◆ **Task to carry out**
Reproduce the records without any change, beginning at the line containing "staticText: Citas xyxy=(105,115,122,125)" and stopping after the line containing "button[interactable]: Atendidas xyxy=(113,128,184,139)".
* Begin *
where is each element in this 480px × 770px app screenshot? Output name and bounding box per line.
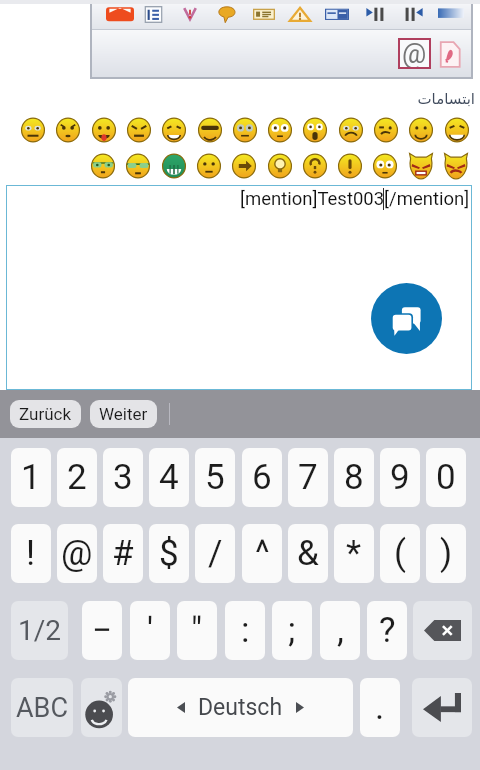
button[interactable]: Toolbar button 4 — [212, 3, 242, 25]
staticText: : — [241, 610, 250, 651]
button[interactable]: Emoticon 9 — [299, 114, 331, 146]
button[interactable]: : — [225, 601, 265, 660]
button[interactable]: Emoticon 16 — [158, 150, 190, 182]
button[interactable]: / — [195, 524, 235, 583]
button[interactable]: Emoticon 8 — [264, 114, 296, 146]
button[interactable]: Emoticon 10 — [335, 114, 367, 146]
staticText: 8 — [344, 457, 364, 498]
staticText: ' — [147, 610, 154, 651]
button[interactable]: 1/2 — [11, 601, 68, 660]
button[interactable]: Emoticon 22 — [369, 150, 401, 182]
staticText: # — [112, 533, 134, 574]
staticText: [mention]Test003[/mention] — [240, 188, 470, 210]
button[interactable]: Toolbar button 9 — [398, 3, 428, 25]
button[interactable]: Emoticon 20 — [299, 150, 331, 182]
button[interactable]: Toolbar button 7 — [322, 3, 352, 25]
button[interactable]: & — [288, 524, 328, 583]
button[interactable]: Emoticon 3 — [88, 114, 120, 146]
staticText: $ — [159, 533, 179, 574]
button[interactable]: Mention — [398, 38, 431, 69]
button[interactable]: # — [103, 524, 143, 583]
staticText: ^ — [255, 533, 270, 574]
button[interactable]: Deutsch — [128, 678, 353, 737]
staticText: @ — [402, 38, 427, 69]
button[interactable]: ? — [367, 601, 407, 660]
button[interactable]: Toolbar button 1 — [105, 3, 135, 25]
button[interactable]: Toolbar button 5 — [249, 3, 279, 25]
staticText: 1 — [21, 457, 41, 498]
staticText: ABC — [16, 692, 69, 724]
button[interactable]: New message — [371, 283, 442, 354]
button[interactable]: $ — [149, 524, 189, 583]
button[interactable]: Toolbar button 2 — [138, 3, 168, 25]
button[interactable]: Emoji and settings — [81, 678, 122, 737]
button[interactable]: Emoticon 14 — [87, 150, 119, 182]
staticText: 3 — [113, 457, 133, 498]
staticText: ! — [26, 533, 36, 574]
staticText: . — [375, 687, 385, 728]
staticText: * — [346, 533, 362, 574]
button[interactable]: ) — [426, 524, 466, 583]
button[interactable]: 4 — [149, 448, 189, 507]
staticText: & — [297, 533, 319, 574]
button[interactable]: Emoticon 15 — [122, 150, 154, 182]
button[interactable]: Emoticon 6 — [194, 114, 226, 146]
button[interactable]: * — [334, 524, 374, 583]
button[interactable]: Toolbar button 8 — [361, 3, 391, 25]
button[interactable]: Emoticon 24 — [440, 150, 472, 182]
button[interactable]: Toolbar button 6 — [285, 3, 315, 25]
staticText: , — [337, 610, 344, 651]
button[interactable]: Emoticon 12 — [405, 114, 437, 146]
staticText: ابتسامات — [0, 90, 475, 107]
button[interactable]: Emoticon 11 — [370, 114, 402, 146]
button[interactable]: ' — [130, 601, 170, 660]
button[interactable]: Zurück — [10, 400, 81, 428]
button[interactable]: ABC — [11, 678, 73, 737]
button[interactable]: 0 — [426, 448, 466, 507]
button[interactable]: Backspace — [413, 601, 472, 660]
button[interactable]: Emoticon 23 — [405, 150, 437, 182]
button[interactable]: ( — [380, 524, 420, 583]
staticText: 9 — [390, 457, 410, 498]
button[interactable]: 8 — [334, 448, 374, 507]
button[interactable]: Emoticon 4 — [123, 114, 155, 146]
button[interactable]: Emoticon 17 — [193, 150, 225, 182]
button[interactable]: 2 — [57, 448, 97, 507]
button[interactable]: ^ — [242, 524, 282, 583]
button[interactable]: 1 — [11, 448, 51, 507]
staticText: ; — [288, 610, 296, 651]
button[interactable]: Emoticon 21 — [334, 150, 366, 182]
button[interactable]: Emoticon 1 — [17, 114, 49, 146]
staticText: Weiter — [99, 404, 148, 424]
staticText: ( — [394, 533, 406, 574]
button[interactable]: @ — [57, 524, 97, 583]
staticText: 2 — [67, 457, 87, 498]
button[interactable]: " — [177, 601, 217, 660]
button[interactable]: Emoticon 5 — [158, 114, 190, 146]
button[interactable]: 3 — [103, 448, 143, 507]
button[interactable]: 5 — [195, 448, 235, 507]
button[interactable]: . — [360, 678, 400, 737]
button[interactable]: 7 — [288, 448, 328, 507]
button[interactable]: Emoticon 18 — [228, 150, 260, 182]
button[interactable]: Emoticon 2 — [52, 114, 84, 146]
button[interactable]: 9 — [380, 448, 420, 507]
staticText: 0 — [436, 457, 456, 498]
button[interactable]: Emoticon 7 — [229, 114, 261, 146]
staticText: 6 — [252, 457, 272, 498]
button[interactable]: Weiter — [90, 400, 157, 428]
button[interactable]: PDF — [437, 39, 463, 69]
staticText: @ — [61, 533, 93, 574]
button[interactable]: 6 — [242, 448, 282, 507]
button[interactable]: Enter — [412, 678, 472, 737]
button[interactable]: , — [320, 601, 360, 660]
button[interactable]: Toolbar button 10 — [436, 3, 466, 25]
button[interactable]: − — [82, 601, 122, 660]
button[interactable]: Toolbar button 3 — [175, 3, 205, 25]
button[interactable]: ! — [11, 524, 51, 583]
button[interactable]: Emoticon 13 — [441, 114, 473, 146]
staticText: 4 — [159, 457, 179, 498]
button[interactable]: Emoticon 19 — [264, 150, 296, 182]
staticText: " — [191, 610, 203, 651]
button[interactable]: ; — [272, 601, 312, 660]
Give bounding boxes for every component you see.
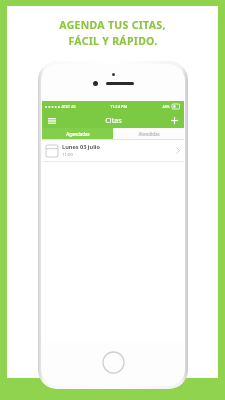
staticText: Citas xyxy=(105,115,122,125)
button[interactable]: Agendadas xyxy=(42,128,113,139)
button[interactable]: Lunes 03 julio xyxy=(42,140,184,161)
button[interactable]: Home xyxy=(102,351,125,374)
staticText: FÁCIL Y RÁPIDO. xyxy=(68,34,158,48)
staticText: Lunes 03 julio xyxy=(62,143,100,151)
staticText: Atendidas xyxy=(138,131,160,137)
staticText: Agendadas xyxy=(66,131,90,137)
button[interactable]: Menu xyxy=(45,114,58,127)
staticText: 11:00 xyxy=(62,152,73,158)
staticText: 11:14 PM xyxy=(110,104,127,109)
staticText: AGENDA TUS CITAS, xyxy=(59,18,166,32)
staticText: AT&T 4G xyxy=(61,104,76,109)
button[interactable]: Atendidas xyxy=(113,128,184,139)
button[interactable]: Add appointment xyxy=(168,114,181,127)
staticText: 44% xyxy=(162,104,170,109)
* End *
◆ **Output for this exercise**
staticText: Citas xyxy=(105,115,122,125)
button[interactable]: Agendadas xyxy=(42,128,113,139)
button[interactable]: Lunes 03 julio xyxy=(42,140,184,161)
button[interactable]: Home xyxy=(102,351,125,374)
staticText: FÁCIL Y RÁPIDO. xyxy=(68,34,158,48)
staticText: Lunes 03 julio xyxy=(62,143,100,151)
staticText: Atendidas xyxy=(138,131,160,137)
staticText: Agendadas xyxy=(66,131,90,137)
button[interactable]: Menu xyxy=(45,114,58,127)
staticText: 11:00 xyxy=(62,152,73,158)
staticText: 11:14 PM xyxy=(110,104,127,109)
staticText: AGENDA TUS CITAS, xyxy=(59,18,166,32)
staticText: AT&T 4G xyxy=(61,104,76,109)
button[interactable]: Atendidas xyxy=(113,128,184,139)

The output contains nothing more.